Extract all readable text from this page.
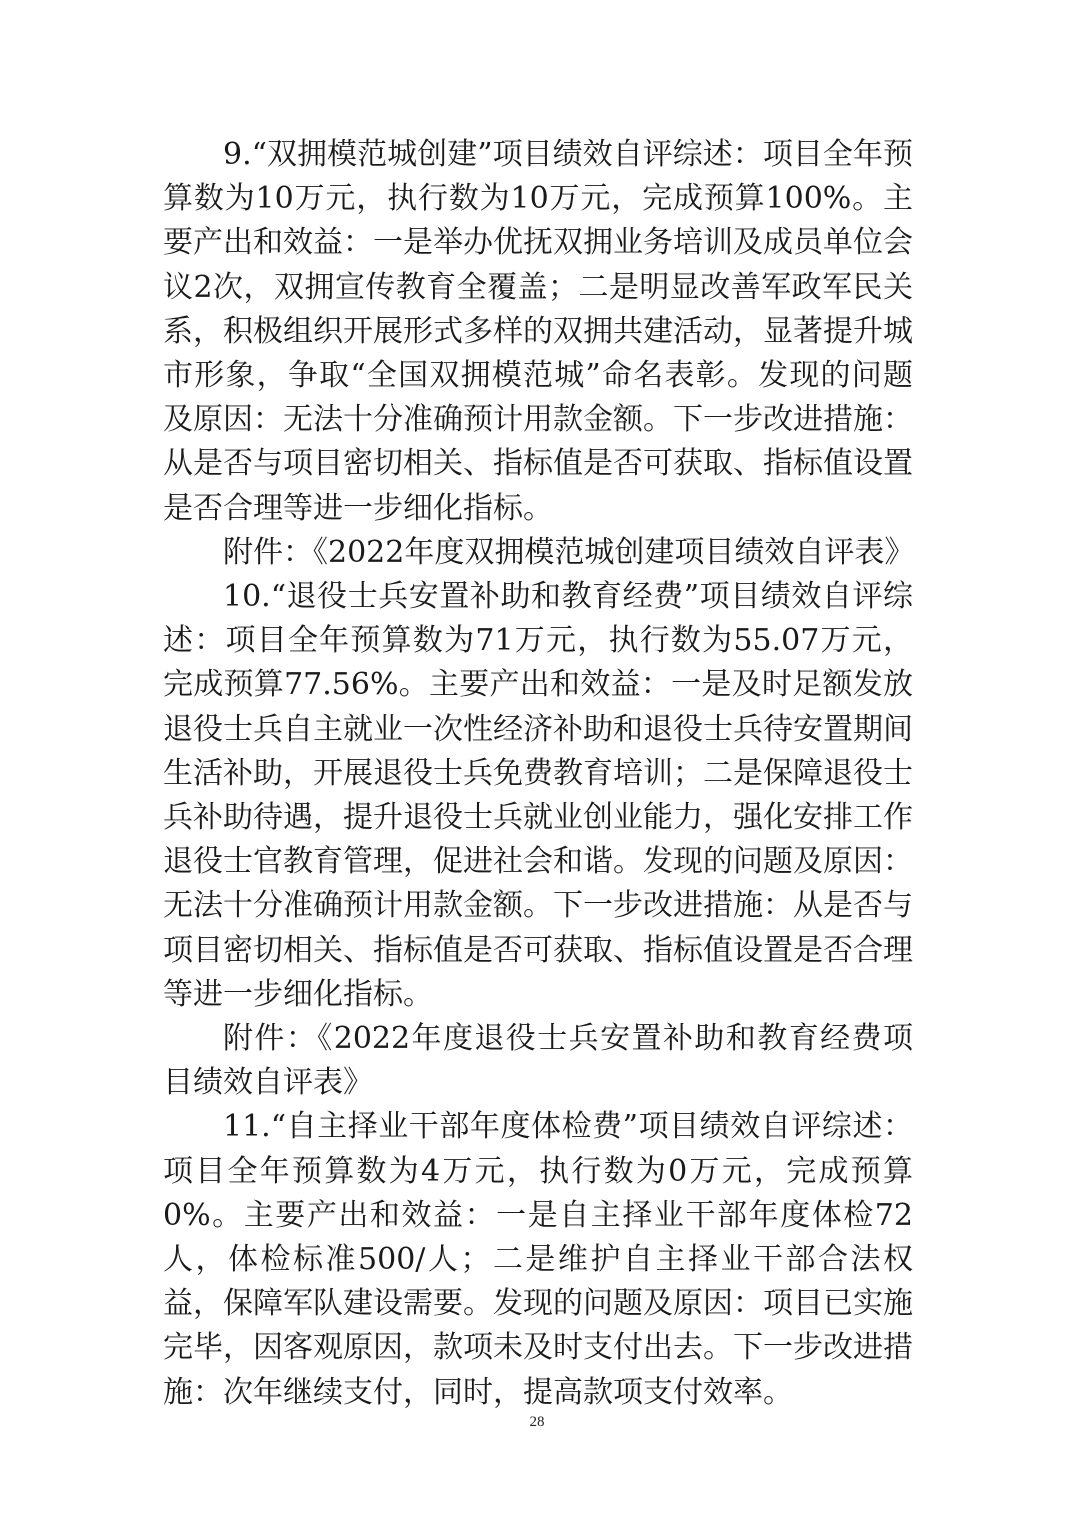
9.“双拥模范城创建”项目绩效自评综述：项目全年预算数为10万元，执行数为10万元，完成预算100%。主要产出和效益：一是举办优抚双拥业务培训及成员单位会议2次，双拥宣传教育全覆盖；二是明显改善军政军民关系，积极组织开展形式多样的双拥共建活动，显著提升城市形象，争取“全国双拥模范城”命名表彰。发现的问题及原因：无法十分准确预计用款金额。下一步改进措施：从是否与项目密切相关、指标值是否可获取、指标值设置是否合理等进一步细化指标。

附件：《2022年度双拥模范城创建项目绩效自评表》

10.“退役士兵安置补助和教育经费”项目绩效自评综述：项目全年预算数为71万元，执行数为55.07万元，完成预算77.56%。主要产出和效益：一是及时足额发放退役士兵自主就业一次性经济补助和退役士兵待安置期间生活补助，开展退役士兵免费教育培训；二是保障退役士兵补助待遇，提升退役士兵就业创业能力，强化安排工作退役士官教育管理，促进社会和谐。发现的问题及原因：无法十分准确预计用款金额。下一步改进措施：从是否与项目密切相关、指标值是否可获取、指标值设置是否合理等进一步细化指标。

附件：《2022年度退役士兵安置补助和教育经费项目绩效自评表》

11.“自主择业干部年度体检费”项目绩效自评综述：项目全年预算数为4万元，执行数为0万元，完成预算0%。主要产出和效益：一是自主择业干部年度体检72人，体检标准500/人；二是维护自主择业干部合法权益，保障军队建设需要。发现的问题及原因：项目已实施完毕，因客观原因，款项未及时支付出去。下一步改进措施：次年继续支付，同时，提高款项支付效率。

28
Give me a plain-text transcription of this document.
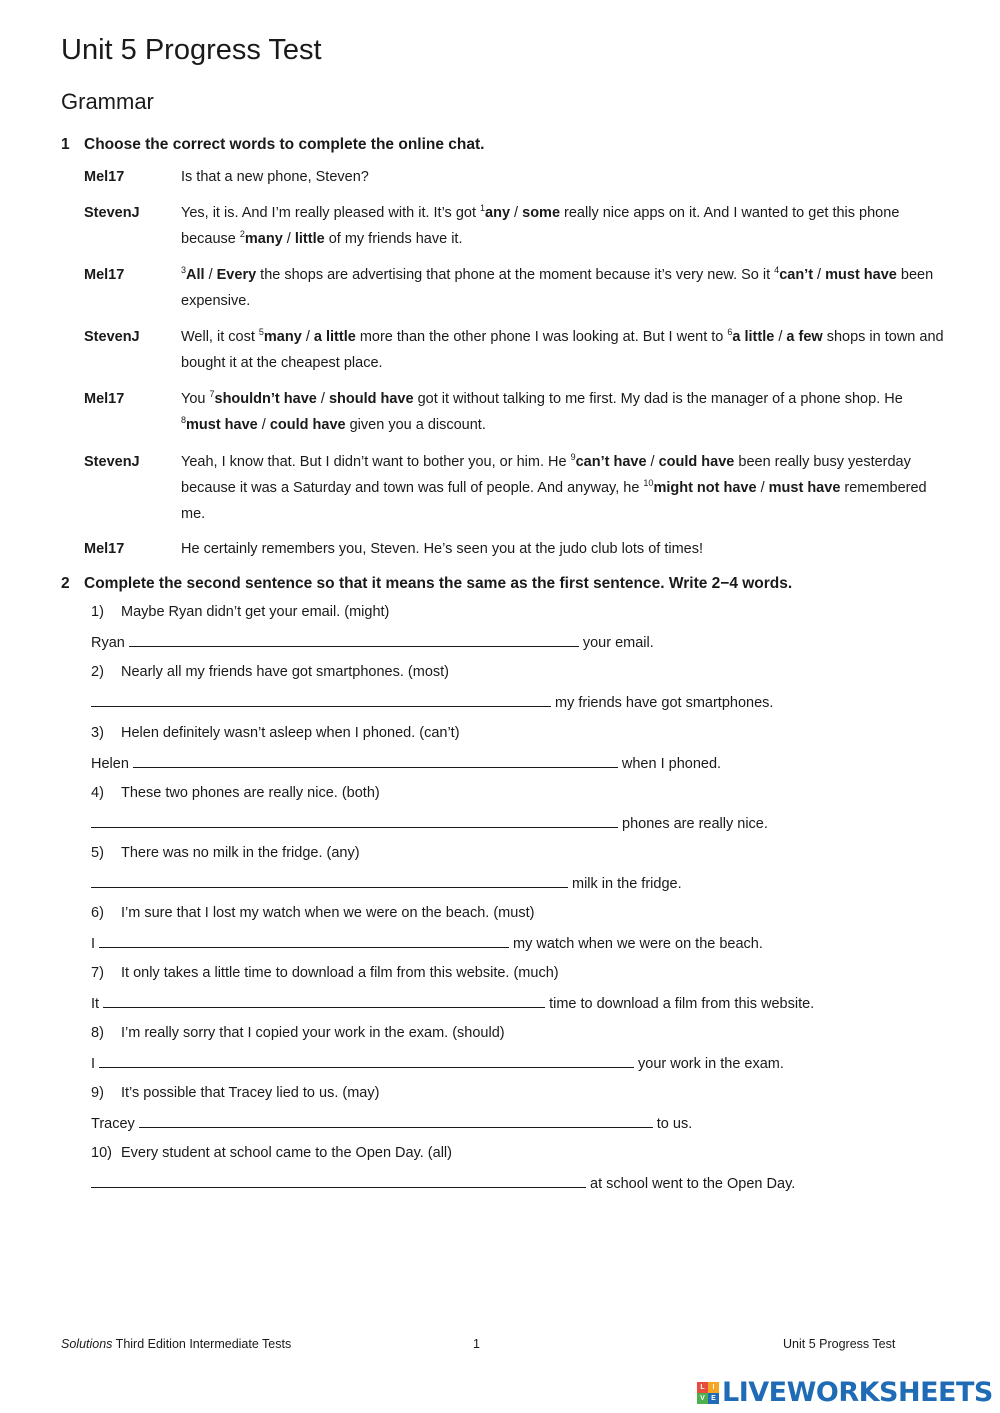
Unit 5 Progress Test
Grammar
1 Choose the correct words to complete the online chat.
Mel17	Is that a new phone, Steven?
StevenJ	Yes, it is. And I’m really pleased with it. It’s got $^1$any / some really nice apps on it. And I wanted to get this phone because $^2$many / little of my friends have it.
Mel17	$^3$All / Every the shops are advertising that phone at the moment because it’s very new. So it $^4$can’t / must have been expensive.
StevenJ	Well, it cost $^5$many / a little more than the other phone I was looking at. But I went to $^6$a little / a few shops in town and bought it at the cheapest place.
Mel17	You $^7$shouldn’t have / should have got it without talking to me first. My dad is the manager of a phone shop. He $^8$must have / could have given you a discount.
StevenJ	Yeah, I know that. But I didn’t want to bother you, or him. He $^9$can’t have / could have been really busy yesterday because it was a Saturday and town was full of people. And anyway, he $^{10}$might not have / must have remembered me.
Mel17	He certainly remembers you, Steven. He’s seen you at the judo club lots of times!
2 Complete the second sentence so that it means the same as the first sentence. Write 2−4 words.
1) Maybe Ryan didn’t get your email. (might)
Ryan	your email.
2) Nearly all my friends have got smartphones. (most)
my friends have got smartphones.
3) Helen definitely wasn’t asleep when I phoned. (can’t)
Helen	when I phoned.
4) These two phones are really nice. (both)
phones are really nice.
5) There was no milk in the fridge. (any)
milk in the fridge.
6) I’m sure that I lost my watch when we were on the beach. (must)
I	my watch when we were on the beach.
7) It only takes a little time to download a film from this website. (much)
It	time to download a film from this website.
8) I’m really sorry that I copied your work in the exam. (should)
I	your work in the exam.
9) It’s possible that Tracey lied to us. (may)
Tracey	to us.
10) Every student at school came to the Open Day. (all)
at school went to the Open Day.
Solutions Third Edition Intermediate Tests	1	Unit 5 Progress Test
L	I
V E LIVEWORKSHEETS
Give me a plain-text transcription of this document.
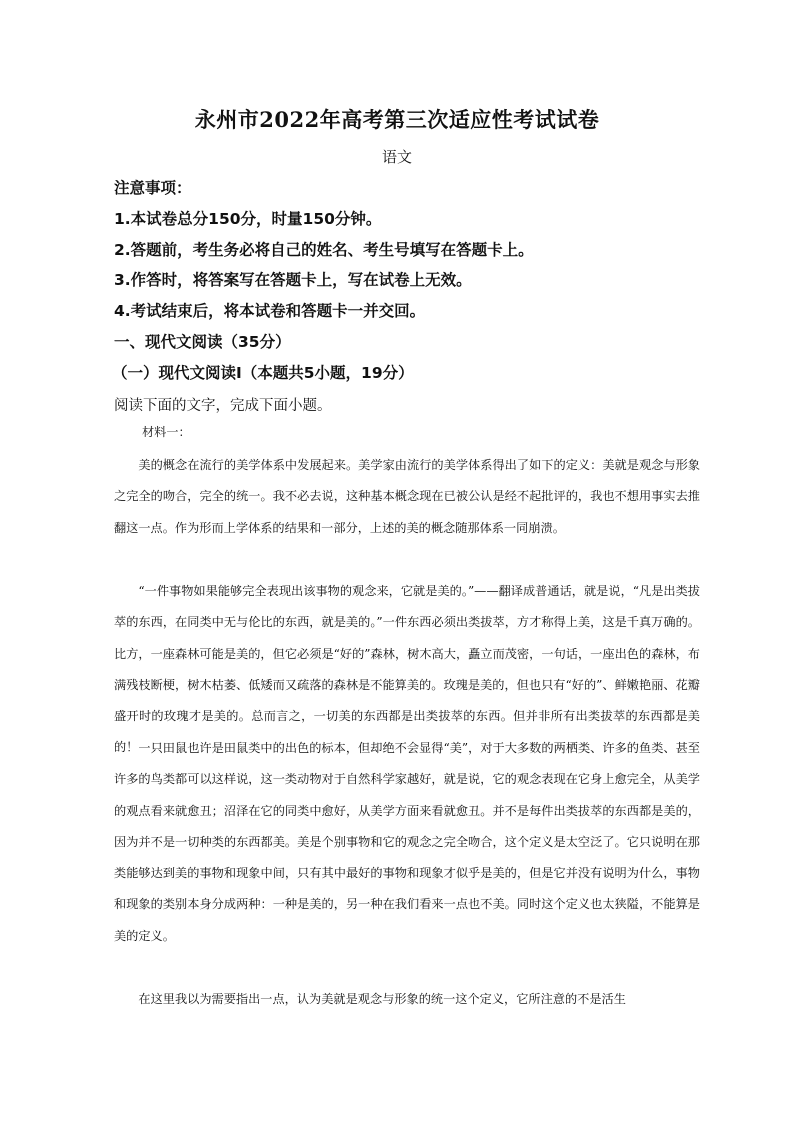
永州市2022年高考第三次适应性考试试卷
语文
注意事项：
1.本试卷总分150分，时量150分钟。
2.答题前，考生务必将自己的姓名、考生号填写在答题卡上。
3.作答时，将答案写在答题卡上，写在试卷上无效。
4.考试结束后，将本试卷和答题卡一并交回。
一、现代文阅读（35分）
（一）现代文阅读Ⅰ（本题共5小题，19分）
阅读下面的文字，完成下面小题。
材料一：

美的概念在流行的美学体系中发展起来。美学家由流行的美学体系得出了如下的定义：美就是观念与形象之完全的吻合，完全的统一。我不必去说，这种基本概念现在已被公认是经不起批评的，我也不想用事实去推翻这一点。作为形而上学体系的结果和一部分，上述的美的概念随那体系一同崩溃。

“一件事物如果能够完全表现出该事物的观念来，它就是美的。”——翻译成普通话，就是说，“凡是出类拔萃的东西，在同类中无与伦比的东西，就是美的。”一件东西必须出类拔萃，方才称得上美，这是千真万确的。比方，一座森林可能是美的，但它必须是“好的”森林，树木高大，矗立而茂密，一句话，一座出色的森林，布满残枝断梗，树木枯萎、低矮而又疏落的森林是不能算美的。玫瑰是美的，但也只有“好的”、鲜嫩艳丽、花瓣盛开时的玫瑰才是美的。总而言之，一切美的东西都是出类拔萃的东西。但并非所有出类拔萃的东西都是美的！ 一只田鼠也许是田鼠类中的出色的标本，但却绝不会显得“美”，对于大多数的两栖类、许多的鱼类、甚至许多的鸟类都可以这样说，这一类动物对于自然科学家越好，就是说，它的观念表现在它身上愈完全，从美学的观点看来就愈丑；沼泽在它的同类中愈好，从美学方面来看就愈丑。并不是每件出类拔萃的东西都是美的，因为并不是一切种类的东西都美。美是个别事物和它的观念之完全吻合，这个定义是太空泛了。它只说明在那类能够达到美的事物和现象中间，只有其中最好的事物和现象才似乎是美的，但是它并没有说明为什么，事物和现象的类别本身分成两种：一种是美的，另一种在我们看来一点也不美。同时这个定义也太狭隘，不能算是美的定义。

在这里我以为需要指出一点，认为美就是观念与形象的统一这个定义，它所注意的不是活生
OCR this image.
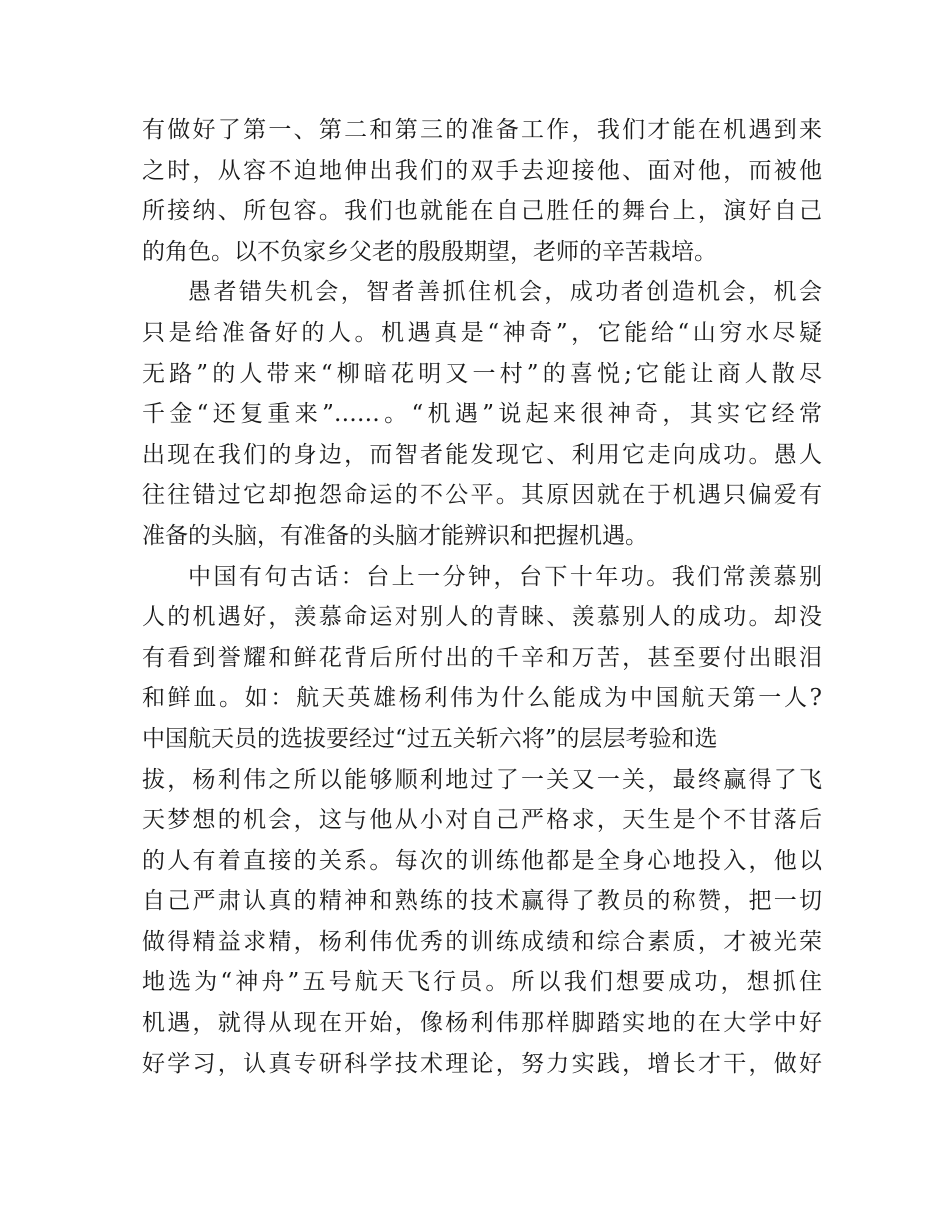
有做好了第一、第二和第三的准备工作，我们才能在机遇到来
之时，从容不迫地伸出我们的双手去迎接他、面对他，而被他
所接纳、所包容。我们也就能在自己胜任的舞台上，演好自己
的角色。以不负家乡父老的殷殷期望，老师的辛苦栽培。
愚者错失机会，智者善抓住机会，成功者创造机会，机会
只是给准备好的人。机遇真是“神奇”，它能给“山穷水尽疑
无路”的人带来“柳暗花明又一村”的喜悦;它能让商人散尽
千金“还复重来”……。“机遇”说起来很神奇，其实它经常
出现在我们的身边，而智者能发现它、利用它走向成功。愚人
往往错过它却抱怨命运的不公平。其原因就在于机遇只偏爱有
准备的头脑，有准备的头脑才能辨识和把握机遇。
中国有句古话：台上一分钟，台下十年功。我们常羡慕别
人的机遇好，羡慕命运对别人的青睐、羡慕别人的成功。却没
有看到誉耀和鲜花背后所付出的千辛和万苦，甚至要付出眼泪
和鲜血。如：航天英雄杨利伟为什么能成为中国航天第一人?
中国航天员的选拔要经过“过五关斩六将”的层层考验和选
拔，杨利伟之所以能够顺利地过了一关又一关，最终赢得了飞
天梦想的机会，这与他从小对自己严格求，天生是个不甘落后
的人有着直接的关系。每次的训练他都是全身心地投入，他以
自己严肃认真的精神和熟练的技术赢得了教员的称赞，把一切
做得精益求精，杨利伟优秀的训练成绩和综合素质，才被光荣
地选为“神舟”五号航天飞行员。所以我们想要成功，想抓住
机遇，就得从现在开始，像杨利伟那样脚踏实地的在大学中好
好学习，认真专研科学技术理论，努力实践，增长才干，做好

• **Aim of the task**
In the lines above, find each one with "this" and list it.

• **Written solution**
Extract all readable text from this page.
Give me a plain-text transcription of this document.
StevenJ	Yes, it is. And I’m really pleased with it. It’s got $^1$any / some really nice apps on it. And I wanted to get this phone because $^2$many / little of my friends have it.
7) It only takes a little time to download a film from this website. (much)
It	time to download a film from this website.
Give me a plain-text transcription of this document.
OCR this image.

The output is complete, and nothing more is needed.